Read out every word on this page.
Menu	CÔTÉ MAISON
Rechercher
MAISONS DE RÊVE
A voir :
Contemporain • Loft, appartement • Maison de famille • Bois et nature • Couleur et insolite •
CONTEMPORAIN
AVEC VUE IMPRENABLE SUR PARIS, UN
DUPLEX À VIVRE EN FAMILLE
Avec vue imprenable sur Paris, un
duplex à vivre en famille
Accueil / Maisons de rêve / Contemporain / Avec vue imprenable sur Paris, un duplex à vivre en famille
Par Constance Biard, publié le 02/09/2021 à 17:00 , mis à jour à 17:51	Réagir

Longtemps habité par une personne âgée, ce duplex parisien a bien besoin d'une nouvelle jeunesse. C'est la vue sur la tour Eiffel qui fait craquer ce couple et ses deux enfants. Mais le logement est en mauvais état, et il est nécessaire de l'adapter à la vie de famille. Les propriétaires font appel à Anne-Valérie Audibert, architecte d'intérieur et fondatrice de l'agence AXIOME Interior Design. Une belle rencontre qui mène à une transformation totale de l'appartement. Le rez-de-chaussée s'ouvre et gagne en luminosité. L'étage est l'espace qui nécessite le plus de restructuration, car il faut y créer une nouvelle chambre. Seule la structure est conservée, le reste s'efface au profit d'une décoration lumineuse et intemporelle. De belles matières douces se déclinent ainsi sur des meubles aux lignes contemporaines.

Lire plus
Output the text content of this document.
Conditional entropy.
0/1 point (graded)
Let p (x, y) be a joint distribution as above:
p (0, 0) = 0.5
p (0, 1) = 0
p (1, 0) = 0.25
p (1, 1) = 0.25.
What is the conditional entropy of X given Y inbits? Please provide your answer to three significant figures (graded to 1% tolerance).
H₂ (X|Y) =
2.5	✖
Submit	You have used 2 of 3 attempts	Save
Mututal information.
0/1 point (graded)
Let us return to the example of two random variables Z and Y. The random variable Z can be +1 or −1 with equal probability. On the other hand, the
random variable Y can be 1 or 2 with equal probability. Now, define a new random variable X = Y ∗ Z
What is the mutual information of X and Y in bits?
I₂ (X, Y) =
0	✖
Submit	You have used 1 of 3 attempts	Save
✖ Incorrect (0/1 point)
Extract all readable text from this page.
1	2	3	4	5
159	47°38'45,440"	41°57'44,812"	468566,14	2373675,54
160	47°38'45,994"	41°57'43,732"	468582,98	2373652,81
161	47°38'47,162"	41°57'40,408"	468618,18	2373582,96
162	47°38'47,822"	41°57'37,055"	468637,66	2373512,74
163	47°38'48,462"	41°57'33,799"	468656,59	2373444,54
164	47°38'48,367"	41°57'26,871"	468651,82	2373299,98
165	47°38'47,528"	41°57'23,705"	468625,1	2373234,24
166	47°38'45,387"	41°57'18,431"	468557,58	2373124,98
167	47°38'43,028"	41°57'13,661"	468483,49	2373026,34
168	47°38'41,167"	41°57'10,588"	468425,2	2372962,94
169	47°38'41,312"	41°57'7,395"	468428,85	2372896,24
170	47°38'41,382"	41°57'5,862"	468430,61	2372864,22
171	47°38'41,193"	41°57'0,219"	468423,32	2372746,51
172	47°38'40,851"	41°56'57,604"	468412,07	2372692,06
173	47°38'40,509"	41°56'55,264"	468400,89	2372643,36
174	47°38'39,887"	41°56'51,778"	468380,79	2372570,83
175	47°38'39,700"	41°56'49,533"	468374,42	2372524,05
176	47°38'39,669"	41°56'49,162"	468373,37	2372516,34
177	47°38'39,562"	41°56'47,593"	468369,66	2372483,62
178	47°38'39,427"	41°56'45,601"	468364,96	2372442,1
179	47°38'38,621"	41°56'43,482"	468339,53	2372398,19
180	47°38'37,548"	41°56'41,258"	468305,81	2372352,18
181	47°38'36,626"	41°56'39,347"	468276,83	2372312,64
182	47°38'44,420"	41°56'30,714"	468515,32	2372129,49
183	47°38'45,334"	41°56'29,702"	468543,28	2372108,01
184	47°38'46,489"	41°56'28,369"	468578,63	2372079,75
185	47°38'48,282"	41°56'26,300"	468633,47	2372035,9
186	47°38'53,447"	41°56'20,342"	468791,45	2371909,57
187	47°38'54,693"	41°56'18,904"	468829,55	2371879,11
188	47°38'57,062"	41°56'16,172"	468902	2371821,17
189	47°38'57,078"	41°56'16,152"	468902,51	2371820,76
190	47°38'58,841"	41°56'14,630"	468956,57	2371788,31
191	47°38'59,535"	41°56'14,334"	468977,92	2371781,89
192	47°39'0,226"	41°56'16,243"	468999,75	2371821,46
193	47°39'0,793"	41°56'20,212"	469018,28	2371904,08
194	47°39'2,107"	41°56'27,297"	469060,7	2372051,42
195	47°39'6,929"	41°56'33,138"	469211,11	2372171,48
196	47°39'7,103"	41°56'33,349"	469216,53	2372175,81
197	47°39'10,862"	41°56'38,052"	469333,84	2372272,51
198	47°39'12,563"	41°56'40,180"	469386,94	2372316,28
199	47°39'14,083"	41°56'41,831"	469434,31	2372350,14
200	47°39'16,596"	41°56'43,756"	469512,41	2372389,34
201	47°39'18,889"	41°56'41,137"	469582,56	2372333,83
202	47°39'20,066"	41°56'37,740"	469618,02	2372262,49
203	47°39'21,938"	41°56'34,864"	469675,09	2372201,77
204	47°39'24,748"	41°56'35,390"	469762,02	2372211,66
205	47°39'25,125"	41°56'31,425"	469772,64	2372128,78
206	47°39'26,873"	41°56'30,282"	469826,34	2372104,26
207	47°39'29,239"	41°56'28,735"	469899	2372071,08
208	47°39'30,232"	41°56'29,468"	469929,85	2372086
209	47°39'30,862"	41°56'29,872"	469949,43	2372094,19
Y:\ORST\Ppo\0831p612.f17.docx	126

■ **TASK TO CARRY OUT**: Take the lines above and print them exactly.

■ **ANSWER TO THIS EXERCISE**:
Read out every word on this page.
Menu	CÔTÉ MAISON
Rechercher
MAISONS DE RÊVE
A voir :
Contemporain • Loft, appartement • Maison de famille • Bois et nature • Couleur et insolite •
CONTEMPORAIN
AVEC VUE IMPRENABLE SUR PARIS, UN
DUPLEX À VIVRE EN FAMILLE
Avec vue imprenable sur Paris, un
duplex à vivre en famille
Accueil / Maisons de rêve / Contemporain / Avec vue imprenable sur Paris, un duplex à vivre en famille
Par Constance Biard, publié le 02/09/2021 à 17:00 , mis à jour à 17:51	Réagir

Longtemps habité par une personne âgée, ce duplex parisien a bien besoin d'une nouvelle jeunesse. C'est la vue sur la tour Eiffel qui fait craquer ce couple et ses deux enfants. Mais le logement est en mauvais état, et il est nécessaire de l'adapter à la vie de famille. Les propriétaires font appel à Anne-Valérie Audibert, architecte d'intérieur et fondatrice de l'agence AXIOME Interior Design. Une belle rencontre qui mène à une transformation totale de l'appartement. Le rez-de-chaussée s'ouvre et gagne en luminosité. L'étage est l'espace qui nécessite le plus de restructuration, car il faut y créer une nouvelle chambre. Seule la structure est conservée, le reste s'efface au profit d'une décoration lumineuse et intemporelle. De belles matières douces se déclinent ainsi sur des meubles aux lignes contemporaines.

Lire plus
Output the text content of this document.
Conditional entropy.
0/1 point (graded)
Let p (x, y) be a joint distribution as above:
p (0, 0) = 0.5
p (0, 1) = 0
p (1, 0) = 0.25
p (1, 1) = 0.25.
What is the conditional entropy of X given Y inbits? Please provide your answer to three significant figures (graded to 1% tolerance).
H₂ (X|Y) =
2.5	✖
Submit	You have used 2 of 3 attempts	Save
Mututal information.
0/1 point (graded)
Let us return to the example of two random variables Z and Y. The random variable Z can be +1 or −1 with equal probability. On the other hand, the
random variable Y can be 1 or 2 with equal probability. Now, define a new random variable X = Y ∗ Z
What is the mutual information of X and Y in bits?
I₂ (X, Y) =
0	✖
Submit	You have used 1 of 3 attempts	Save
✖ Incorrect (0/1 point)
Extract all readable text from this page.
1	2	3	4	5
159	47°38'45,440"	41°57'44,812"	468566,14	2373675,54
160	47°38'45,994"	41°57'43,732"	468582,98	2373652,81
161	47°38'47,162"	41°57'40,408"	468618,18	2373582,96
162	47°38'47,822"	41°57'37,055"	468637,66	2373512,74
163	47°38'48,462"	41°57'33,799"	468656,59	2373444,54
164	47°38'48,367"	41°57'26,871"	468651,82	2373299,98
165	47°38'47,528"	41°57'23,705"	468625,1	2373234,24
166	47°38'45,387"	41°57'18,431"	468557,58	2373124,98
167	47°38'43,028"	41°57'13,661"	468483,49	2373026,34
168	47°38'41,167"	41°57'10,588"	468425,2	2372962,94
169	47°38'41,312"	41°57'7,395"	468428,85	2372896,24
170	47°38'41,382"	41°57'5,862"	468430,61	2372864,22
171	47°38'41,193"	41°57'0,219"	468423,32	2372746,51
172	47°38'40,851"	41°56'57,604"	468412,07	2372692,06
173	47°38'40,509"	41°56'55,264"	468400,89	2372643,36
174	47°38'39,887"	41°56'51,778"	468380,79	2372570,83
175	47°38'39,700"	41°56'49,533"	468374,42	2372524,05
176	47°38'39,669"	41°56'49,162"	468373,37	2372516,34
177	47°38'39,562"	41°56'47,593"	468369,66	2372483,62
178	47°38'39,427"	41°56'45,601"	468364,96	2372442,1
179	47°38'38,621"	41°56'43,482"	468339,53	2372398,19
180	47°38'37,548"	41°56'41,258"	468305,81	2372352,18
181	47°38'36,626"	41°56'39,347"	468276,83	2372312,64
182	47°38'44,420"	41°56'30,714"	468515,32	2372129,49
183	47°38'45,334"	41°56'29,702"	468543,28	2372108,01
184	47°38'46,489"	41°56'28,369"	468578,63	2372079,75
185	47°38'48,282"	41°56'26,300"	468633,47	2372035,9
186	47°38'53,447"	41°56'20,342"	468791,45	2371909,57
187	47°38'54,693"	41°56'18,904"	468829,55	2371879,11
188	47°38'57,062"	41°56'16,172"	468902	2371821,17
189	47°38'57,078"	41°56'16,152"	468902,51	2371820,76
190	47°38'58,841"	41°56'14,630"	468956,57	2371788,31
191	47°38'59,535"	41°56'14,334"	468977,92	2371781,89
192	47°39'0,226"	41°56'16,243"	468999,75	2371821,46
193	47°39'0,793"	41°56'20,212"	469018,28	2371904,08
194	47°39'2,107"	41°56'27,297"	469060,7	2372051,42
195	47°39'6,929"	41°56'33,138"	469211,11	2372171,48
196	47°39'7,103"	41°56'33,349"	469216,53	2372175,81
197	47°39'10,862"	41°56'38,052"	469333,84	2372272,51
198	47°39'12,563"	41°56'40,180"	469386,94	2372316,28
199	47°39'14,083"	41°56'41,831"	469434,31	2372350,14
200	47°39'16,596"	41°56'43,756"	469512,41	2372389,34
201	47°39'18,889"	41°56'41,137"	469582,56	2372333,83
202	47°39'20,066"	41°56'37,740"	469618,02	2372262,49
203	47°39'21,938"	41°56'34,864"	469675,09	2372201,77
204	47°39'24,748"	41°56'35,390"	469762,02	2372211,66
205	47°39'25,125"	41°56'31,425"	469772,64	2372128,78
206	47°39'26,873"	41°56'30,282"	469826,34	2372104,26
207	47°39'29,239"	41°56'28,735"	469899	2372071,08
208	47°39'30,232"	41°56'29,468"	469929,85	2372086
209	47°39'30,862"	41°56'29,872"	469949,43	2372094,19
Y:\ORST\Ppo\0831p612.f17.docx	126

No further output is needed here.